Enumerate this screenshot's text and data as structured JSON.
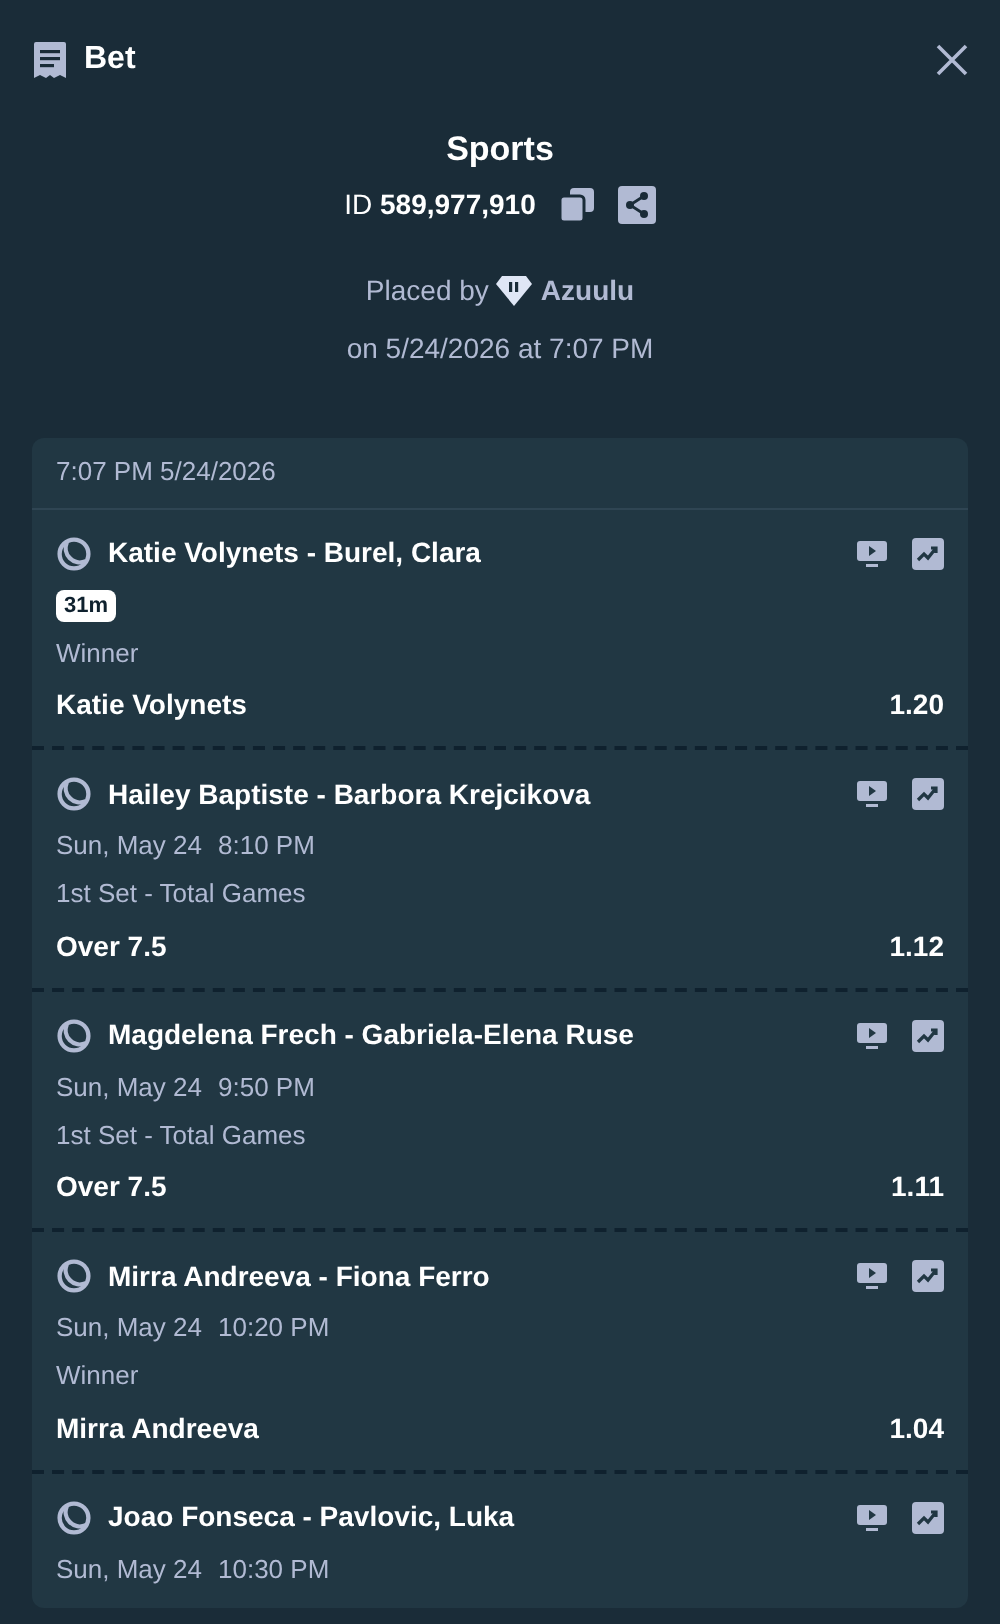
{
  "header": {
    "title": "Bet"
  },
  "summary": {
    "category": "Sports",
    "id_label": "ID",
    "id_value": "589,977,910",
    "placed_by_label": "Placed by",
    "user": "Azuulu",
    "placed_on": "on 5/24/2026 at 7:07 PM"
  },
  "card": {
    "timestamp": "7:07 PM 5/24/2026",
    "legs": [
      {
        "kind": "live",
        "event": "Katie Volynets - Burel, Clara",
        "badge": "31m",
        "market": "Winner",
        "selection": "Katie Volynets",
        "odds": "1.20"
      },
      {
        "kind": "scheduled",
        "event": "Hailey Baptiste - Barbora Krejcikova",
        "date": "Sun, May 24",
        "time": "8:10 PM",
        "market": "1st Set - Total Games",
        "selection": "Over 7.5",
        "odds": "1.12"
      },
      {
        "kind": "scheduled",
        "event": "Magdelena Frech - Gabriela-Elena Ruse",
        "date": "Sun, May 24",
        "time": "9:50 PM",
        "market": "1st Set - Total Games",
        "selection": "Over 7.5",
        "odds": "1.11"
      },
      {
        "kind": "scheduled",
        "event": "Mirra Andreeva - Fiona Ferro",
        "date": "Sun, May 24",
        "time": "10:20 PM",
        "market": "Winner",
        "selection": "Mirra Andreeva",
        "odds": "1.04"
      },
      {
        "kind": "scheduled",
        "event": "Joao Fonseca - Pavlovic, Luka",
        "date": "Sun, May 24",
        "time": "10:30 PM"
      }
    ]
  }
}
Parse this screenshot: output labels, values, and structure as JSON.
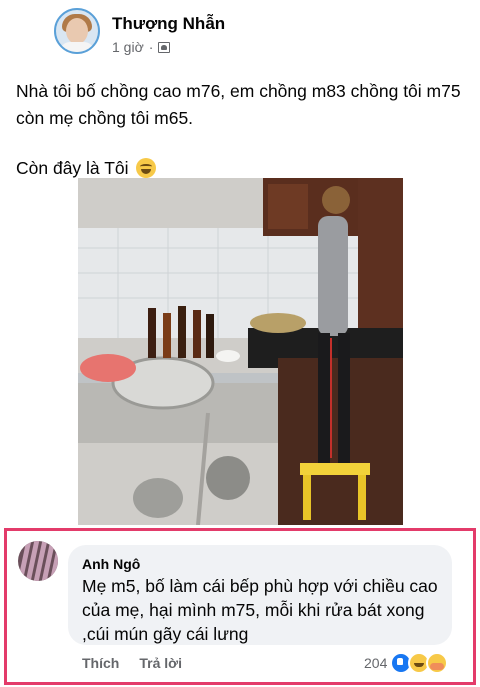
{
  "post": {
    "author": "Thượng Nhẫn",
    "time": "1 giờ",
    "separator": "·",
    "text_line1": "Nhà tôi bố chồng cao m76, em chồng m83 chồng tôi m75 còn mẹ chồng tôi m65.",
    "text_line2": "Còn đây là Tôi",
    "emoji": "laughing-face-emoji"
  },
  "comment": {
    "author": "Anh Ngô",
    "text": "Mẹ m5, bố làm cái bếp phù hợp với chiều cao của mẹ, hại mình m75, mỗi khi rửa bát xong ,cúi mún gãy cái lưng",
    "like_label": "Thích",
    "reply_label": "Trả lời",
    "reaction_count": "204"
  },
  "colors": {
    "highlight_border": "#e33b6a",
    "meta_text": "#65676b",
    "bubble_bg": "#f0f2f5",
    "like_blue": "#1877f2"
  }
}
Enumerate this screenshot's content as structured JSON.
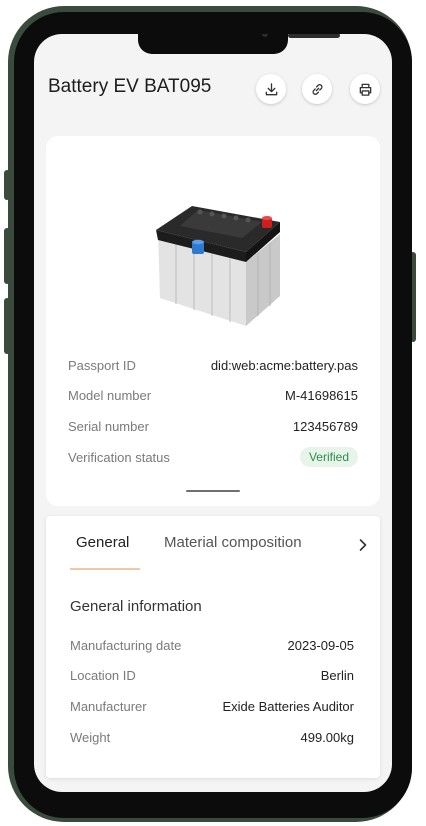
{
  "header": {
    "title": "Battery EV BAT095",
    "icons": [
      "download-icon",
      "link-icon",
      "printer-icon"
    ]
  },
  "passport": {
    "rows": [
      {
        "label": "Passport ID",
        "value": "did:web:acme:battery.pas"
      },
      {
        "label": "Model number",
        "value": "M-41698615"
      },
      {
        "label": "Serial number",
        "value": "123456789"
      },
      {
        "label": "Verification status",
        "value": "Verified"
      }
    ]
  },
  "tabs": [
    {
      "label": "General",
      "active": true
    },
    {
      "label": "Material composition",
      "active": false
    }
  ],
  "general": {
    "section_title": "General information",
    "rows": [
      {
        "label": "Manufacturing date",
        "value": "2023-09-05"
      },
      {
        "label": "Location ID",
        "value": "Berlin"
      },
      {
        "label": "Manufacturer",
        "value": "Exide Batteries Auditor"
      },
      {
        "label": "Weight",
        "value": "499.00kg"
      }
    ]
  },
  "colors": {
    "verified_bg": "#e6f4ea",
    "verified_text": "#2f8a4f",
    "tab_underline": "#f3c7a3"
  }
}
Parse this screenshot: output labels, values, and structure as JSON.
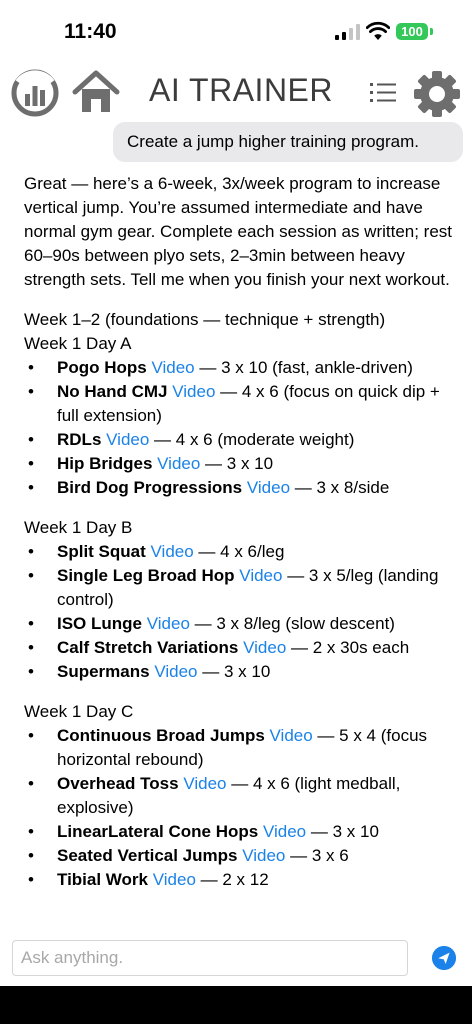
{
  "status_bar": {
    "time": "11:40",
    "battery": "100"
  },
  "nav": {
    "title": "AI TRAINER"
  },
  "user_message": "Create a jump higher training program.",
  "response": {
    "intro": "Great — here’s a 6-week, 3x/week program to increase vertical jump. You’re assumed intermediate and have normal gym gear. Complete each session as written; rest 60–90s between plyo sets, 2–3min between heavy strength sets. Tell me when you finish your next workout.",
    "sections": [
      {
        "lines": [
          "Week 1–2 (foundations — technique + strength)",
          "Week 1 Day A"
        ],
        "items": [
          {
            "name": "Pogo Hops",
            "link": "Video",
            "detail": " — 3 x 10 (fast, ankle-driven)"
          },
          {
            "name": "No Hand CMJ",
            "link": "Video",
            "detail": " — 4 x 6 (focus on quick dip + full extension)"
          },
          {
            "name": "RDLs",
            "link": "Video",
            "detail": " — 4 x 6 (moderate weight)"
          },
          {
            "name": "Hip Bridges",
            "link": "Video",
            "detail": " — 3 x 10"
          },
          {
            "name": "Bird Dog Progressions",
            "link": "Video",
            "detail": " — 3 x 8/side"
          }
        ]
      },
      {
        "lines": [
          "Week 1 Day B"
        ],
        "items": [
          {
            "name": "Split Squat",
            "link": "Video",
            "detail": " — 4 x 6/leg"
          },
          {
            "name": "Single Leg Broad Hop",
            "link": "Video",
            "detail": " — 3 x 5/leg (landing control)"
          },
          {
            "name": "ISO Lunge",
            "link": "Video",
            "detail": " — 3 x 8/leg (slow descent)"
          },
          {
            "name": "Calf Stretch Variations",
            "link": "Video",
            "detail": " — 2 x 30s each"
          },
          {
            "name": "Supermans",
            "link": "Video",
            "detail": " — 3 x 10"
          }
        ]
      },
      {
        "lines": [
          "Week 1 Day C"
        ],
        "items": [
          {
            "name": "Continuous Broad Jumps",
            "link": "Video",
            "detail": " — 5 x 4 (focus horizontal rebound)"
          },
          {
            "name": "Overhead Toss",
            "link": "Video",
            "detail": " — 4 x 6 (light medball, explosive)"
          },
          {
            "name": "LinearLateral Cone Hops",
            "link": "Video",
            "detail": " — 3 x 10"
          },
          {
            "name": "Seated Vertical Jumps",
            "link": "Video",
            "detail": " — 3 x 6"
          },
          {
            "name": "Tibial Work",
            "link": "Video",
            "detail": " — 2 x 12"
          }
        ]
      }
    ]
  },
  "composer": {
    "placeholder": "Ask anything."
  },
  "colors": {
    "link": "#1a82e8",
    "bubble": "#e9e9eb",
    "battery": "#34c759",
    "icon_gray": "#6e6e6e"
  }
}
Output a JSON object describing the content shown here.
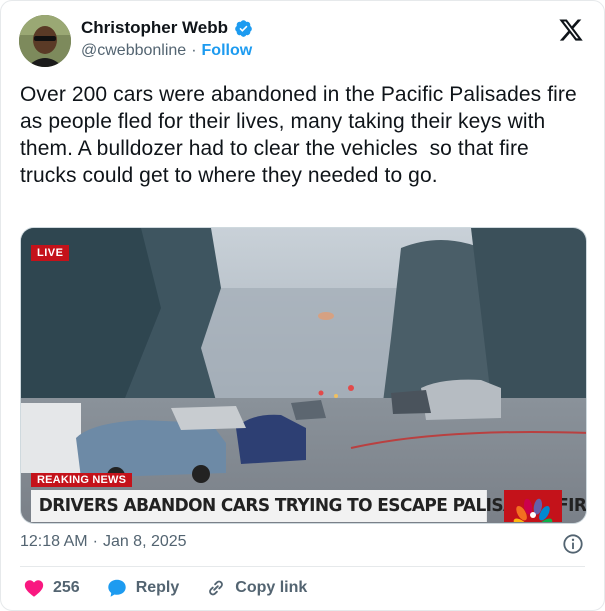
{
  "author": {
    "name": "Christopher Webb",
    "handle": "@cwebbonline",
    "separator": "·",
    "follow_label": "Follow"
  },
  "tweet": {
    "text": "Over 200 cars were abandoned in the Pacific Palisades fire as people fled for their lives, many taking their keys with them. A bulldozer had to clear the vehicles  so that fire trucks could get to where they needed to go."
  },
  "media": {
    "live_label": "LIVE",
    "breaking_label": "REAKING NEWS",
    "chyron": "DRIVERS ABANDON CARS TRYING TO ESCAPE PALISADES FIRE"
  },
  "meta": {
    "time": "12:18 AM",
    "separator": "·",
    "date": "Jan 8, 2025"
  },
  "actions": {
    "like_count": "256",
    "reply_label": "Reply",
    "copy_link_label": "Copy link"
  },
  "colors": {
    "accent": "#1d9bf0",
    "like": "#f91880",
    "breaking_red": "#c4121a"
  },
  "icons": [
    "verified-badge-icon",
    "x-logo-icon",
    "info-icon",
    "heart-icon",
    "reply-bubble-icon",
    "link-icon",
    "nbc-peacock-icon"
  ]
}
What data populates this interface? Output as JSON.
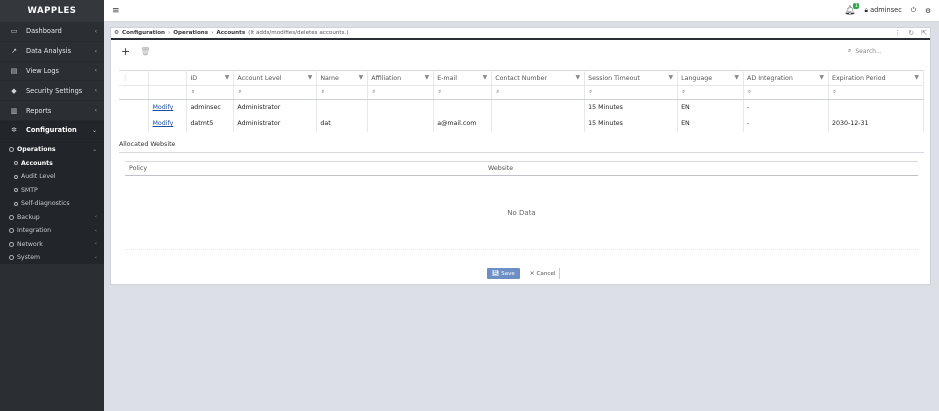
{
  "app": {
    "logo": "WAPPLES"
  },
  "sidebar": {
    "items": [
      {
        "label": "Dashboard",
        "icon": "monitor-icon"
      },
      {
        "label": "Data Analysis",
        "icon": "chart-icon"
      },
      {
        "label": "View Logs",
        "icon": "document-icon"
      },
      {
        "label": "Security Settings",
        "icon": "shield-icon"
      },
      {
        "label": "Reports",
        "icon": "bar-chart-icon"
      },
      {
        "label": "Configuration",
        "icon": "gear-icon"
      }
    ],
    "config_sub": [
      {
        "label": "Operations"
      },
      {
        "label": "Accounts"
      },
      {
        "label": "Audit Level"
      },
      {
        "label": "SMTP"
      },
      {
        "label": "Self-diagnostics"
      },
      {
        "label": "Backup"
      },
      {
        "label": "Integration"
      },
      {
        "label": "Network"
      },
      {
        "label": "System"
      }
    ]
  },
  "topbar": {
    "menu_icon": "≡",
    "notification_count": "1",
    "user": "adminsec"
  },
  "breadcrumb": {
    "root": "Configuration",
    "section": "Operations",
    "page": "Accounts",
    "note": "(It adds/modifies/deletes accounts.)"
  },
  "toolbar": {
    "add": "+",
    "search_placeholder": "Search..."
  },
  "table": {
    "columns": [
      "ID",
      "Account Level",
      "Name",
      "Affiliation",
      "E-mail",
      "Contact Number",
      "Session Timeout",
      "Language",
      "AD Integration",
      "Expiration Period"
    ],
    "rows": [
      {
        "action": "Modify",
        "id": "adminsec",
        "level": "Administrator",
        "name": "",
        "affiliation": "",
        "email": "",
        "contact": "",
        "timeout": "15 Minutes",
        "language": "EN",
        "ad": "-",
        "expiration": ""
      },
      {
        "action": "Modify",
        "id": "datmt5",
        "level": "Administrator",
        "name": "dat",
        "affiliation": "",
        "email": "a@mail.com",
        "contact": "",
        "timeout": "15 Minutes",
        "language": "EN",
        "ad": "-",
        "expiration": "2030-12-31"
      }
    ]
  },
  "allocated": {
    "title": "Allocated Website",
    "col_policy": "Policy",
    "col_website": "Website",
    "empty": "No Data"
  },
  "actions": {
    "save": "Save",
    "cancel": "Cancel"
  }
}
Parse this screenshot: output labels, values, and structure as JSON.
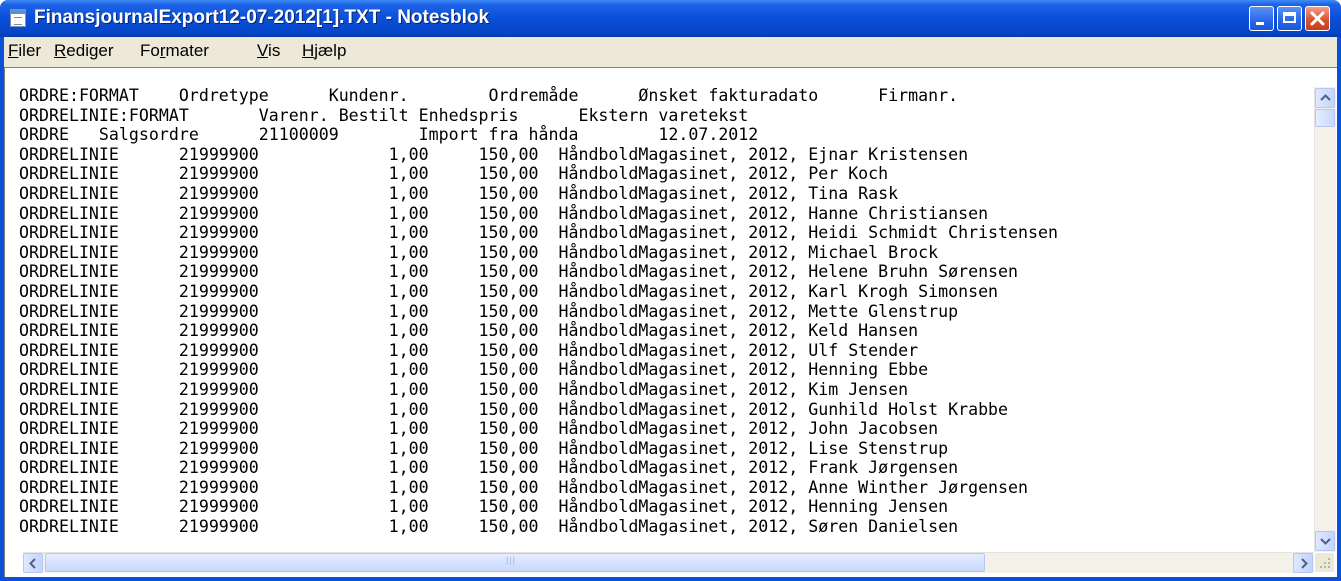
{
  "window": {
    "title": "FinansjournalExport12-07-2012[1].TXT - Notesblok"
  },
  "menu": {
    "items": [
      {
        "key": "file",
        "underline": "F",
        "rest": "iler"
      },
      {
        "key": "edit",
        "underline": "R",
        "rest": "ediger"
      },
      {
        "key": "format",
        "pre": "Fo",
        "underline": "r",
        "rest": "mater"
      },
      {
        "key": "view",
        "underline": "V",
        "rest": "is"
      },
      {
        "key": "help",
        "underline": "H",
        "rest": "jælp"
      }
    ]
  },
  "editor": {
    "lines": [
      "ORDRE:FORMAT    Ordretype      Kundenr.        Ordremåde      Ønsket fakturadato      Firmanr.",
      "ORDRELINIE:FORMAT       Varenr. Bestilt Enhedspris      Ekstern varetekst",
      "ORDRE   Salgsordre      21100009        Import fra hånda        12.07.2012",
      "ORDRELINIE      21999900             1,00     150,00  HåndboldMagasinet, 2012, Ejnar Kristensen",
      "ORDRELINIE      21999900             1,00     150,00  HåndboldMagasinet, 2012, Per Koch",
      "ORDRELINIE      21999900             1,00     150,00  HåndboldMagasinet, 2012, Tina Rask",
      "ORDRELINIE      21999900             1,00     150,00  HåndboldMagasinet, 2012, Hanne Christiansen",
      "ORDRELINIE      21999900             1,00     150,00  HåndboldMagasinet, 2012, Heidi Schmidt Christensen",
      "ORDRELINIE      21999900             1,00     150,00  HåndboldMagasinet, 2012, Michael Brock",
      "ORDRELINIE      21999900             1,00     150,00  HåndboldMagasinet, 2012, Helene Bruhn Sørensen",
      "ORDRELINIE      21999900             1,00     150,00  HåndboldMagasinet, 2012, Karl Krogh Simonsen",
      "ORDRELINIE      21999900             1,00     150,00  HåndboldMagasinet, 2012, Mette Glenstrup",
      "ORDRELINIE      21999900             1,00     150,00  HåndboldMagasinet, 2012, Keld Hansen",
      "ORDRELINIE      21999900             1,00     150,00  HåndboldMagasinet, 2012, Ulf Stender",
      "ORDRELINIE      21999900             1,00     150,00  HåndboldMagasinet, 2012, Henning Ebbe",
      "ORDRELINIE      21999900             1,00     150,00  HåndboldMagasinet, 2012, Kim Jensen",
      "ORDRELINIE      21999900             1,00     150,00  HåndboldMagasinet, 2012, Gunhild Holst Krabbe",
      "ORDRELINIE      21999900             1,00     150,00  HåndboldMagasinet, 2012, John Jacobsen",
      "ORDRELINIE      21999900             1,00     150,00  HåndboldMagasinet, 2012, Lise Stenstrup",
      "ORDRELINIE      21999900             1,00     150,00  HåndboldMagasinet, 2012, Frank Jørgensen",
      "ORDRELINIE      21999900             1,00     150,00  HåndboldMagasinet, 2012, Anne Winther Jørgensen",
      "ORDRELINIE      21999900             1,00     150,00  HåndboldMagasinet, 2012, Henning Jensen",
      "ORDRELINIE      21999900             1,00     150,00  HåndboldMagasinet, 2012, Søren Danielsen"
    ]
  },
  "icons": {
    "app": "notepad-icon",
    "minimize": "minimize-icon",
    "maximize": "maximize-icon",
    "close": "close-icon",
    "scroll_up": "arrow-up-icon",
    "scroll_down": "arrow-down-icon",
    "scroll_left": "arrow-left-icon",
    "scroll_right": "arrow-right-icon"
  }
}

....

▶ _Problem details_
Find every line that has "event" in it, then return those lines.

▶ _Complete answer_
        "event": "Katie Volynets - Burel, Clara",
        "event": "Hailey Baptiste - Barbora Krejcikova",
        "event": "Magdelena Frech - Gabriela-Elena Ruse",
        "event": "Mirra Andreeva - Fiona Ferro",
        "event": "Joao Fonseca - Pavlovic, Luka",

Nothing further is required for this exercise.